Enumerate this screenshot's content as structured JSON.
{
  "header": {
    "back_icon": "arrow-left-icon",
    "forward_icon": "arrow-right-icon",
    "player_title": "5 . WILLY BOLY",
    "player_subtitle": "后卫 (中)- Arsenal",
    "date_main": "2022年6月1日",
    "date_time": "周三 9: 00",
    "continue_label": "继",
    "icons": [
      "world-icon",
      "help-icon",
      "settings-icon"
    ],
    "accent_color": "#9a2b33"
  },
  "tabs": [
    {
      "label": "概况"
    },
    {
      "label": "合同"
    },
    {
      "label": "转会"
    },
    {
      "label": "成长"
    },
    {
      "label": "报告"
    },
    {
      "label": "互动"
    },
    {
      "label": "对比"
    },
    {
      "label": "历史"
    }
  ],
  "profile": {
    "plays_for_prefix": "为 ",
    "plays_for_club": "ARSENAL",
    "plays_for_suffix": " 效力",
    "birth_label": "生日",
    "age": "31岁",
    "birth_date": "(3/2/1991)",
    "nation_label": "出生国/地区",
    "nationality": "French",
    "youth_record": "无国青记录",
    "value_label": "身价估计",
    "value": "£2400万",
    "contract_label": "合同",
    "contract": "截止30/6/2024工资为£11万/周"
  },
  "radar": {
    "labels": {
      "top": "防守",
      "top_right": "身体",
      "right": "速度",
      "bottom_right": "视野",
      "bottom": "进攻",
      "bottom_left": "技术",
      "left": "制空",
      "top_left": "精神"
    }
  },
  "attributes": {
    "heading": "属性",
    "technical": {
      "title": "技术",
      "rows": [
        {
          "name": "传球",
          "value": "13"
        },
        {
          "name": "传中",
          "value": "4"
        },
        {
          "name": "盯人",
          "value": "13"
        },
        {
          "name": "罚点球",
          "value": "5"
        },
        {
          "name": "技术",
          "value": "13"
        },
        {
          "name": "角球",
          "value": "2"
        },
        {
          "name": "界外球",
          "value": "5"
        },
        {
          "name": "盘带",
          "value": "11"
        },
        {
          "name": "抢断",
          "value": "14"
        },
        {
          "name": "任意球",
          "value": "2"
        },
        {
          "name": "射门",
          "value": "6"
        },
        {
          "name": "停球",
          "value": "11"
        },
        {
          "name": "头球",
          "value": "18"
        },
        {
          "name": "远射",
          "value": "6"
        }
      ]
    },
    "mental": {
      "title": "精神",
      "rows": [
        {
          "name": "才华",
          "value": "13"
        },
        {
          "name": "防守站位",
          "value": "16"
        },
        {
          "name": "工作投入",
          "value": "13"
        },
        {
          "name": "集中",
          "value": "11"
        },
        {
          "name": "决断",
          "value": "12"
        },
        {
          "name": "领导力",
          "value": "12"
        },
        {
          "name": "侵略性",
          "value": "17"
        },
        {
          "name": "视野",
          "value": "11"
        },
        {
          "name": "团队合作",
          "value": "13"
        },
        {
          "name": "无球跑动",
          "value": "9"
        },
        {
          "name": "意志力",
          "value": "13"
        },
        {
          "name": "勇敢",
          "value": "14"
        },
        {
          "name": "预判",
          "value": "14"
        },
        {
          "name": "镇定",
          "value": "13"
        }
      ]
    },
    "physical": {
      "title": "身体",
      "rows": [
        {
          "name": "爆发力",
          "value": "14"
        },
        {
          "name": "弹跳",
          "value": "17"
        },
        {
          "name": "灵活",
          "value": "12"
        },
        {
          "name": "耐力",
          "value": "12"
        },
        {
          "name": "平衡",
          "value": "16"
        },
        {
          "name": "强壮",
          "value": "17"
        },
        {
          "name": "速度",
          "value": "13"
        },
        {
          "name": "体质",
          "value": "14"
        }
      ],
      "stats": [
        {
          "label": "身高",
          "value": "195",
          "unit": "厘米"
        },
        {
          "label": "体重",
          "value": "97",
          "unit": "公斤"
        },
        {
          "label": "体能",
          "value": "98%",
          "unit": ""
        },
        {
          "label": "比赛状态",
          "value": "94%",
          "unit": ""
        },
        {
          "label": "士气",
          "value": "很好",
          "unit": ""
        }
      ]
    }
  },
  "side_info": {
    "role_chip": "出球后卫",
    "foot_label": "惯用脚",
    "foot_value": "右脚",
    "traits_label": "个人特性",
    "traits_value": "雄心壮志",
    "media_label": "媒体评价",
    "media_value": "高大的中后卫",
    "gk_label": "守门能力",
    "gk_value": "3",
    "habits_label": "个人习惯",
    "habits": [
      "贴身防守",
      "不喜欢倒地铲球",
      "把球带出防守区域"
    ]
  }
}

■ ■ ■ ■

→ **REQUIREMENT**
Return the material in full, exactly as shown.

→ **EXERCISE SOLUTION**
Enumerate this screenshot's content as structured JSON.
{
  "header": {
    "back_icon": "arrow-left-icon",
    "forward_icon": "arrow-right-icon",
    "player_title": "5 . WILLY BOLY",
    "player_subtitle": "后卫 (中)- Arsenal",
    "date_main": "2022年6月1日",
    "date_time": "周三 9: 00",
    "continue_label": "继",
    "icons": [
      "world-icon",
      "help-icon",
      "settings-icon"
    ],
    "accent_color": "#9a2b33"
  },
  "tabs": [
    {
      "label": "概况"
    },
    {
      "label": "合同"
    },
    {
      "label": "转会"
    },
    {
      "label": "成长"
    },
    {
      "label": "报告"
    },
    {
      "label": "互动"
    },
    {
      "label": "对比"
    },
    {
      "label": "历史"
    }
  ],
  "profile": {
    "plays_for_prefix": "为 ",
    "plays_for_club": "ARSENAL",
    "plays_for_suffix": " 效力",
    "birth_label": "生日",
    "age": "31岁",
    "birth_date": "(3/2/1991)",
    "nation_label": "出生国/地区",
    "nationality": "French",
    "youth_record": "无国青记录",
    "value_label": "身价估计",
    "value": "£2400万",
    "contract_label": "合同",
    "contract": "截止30/6/2024工资为£11万/周"
  },
  "radar": {
    "labels": {
      "top": "防守",
      "top_right": "身体",
      "right": "速度",
      "bottom_right": "视野",
      "bottom": "进攻",
      "bottom_left": "技术",
      "left": "制空",
      "top_left": "精神"
    }
  },
  "attributes": {
    "heading": "属性",
    "technical": {
      "title": "技术",
      "rows": [
        {
          "name": "传球",
          "value": "13"
        },
        {
          "name": "传中",
          "value": "4"
        },
        {
          "name": "盯人",
          "value": "13"
        },
        {
          "name": "罚点球",
          "value": "5"
        },
        {
          "name": "技术",
          "value": "13"
        },
        {
          "name": "角球",
          "value": "2"
        },
        {
          "name": "界外球",
          "value": "5"
        },
        {
          "name": "盘带",
          "value": "11"
        },
        {
          "name": "抢断",
          "value": "14"
        },
        {
          "name": "任意球",
          "value": "2"
        },
        {
          "name": "射门",
          "value": "6"
        },
        {
          "name": "停球",
          "value": "11"
        },
        {
          "name": "头球",
          "value": "18"
        },
        {
          "name": "远射",
          "value": "6"
        }
      ]
    },
    "mental": {
      "title": "精神",
      "rows": [
        {
          "name": "才华",
          "value": "13"
        },
        {
          "name": "防守站位",
          "value": "16"
        },
        {
          "name": "工作投入",
          "value": "13"
        },
        {
          "name": "集中",
          "value": "11"
        },
        {
          "name": "决断",
          "value": "12"
        },
        {
          "name": "领导力",
          "value": "12"
        },
        {
          "name": "侵略性",
          "value": "17"
        },
        {
          "name": "视野",
          "value": "11"
        },
        {
          "name": "团队合作",
          "value": "13"
        },
        {
          "name": "无球跑动",
          "value": "9"
        },
        {
          "name": "意志力",
          "value": "13"
        },
        {
          "name": "勇敢",
          "value": "14"
        },
        {
          "name": "预判",
          "value": "14"
        },
        {
          "name": "镇定",
          "value": "13"
        }
      ]
    },
    "physical": {
      "title": "身体",
      "rows": [
        {
          "name": "爆发力",
          "value": "14"
        },
        {
          "name": "弹跳",
          "value": "17"
        },
        {
          "name": "灵活",
          "value": "12"
        },
        {
          "name": "耐力",
          "value": "12"
        },
        {
          "name": "平衡",
          "value": "16"
        },
        {
          "name": "强壮",
          "value": "17"
        },
        {
          "name": "速度",
          "value": "13"
        },
        {
          "name": "体质",
          "value": "14"
        }
      ],
      "stats": [
        {
          "label": "身高",
          "value": "195",
          "unit": "厘米"
        },
        {
          "label": "体重",
          "value": "97",
          "unit": "公斤"
        },
        {
          "label": "体能",
          "value": "98%",
          "unit": ""
        },
        {
          "label": "比赛状态",
          "value": "94%",
          "unit": ""
        },
        {
          "label": "士气",
          "value": "很好",
          "unit": ""
        }
      ]
    }
  },
  "side_info": {
    "role_chip": "出球后卫",
    "foot_label": "惯用脚",
    "foot_value": "右脚",
    "traits_label": "个人特性",
    "traits_value": "雄心壮志",
    "media_label": "媒体评价",
    "media_value": "高大的中后卫",
    "gk_label": "守门能力",
    "gk_value": "3",
    "habits_label": "个人习惯",
    "habits": [
      "贴身防守",
      "不喜欢倒地铲球",
      "把球带出防守区域"
    ]
  }
}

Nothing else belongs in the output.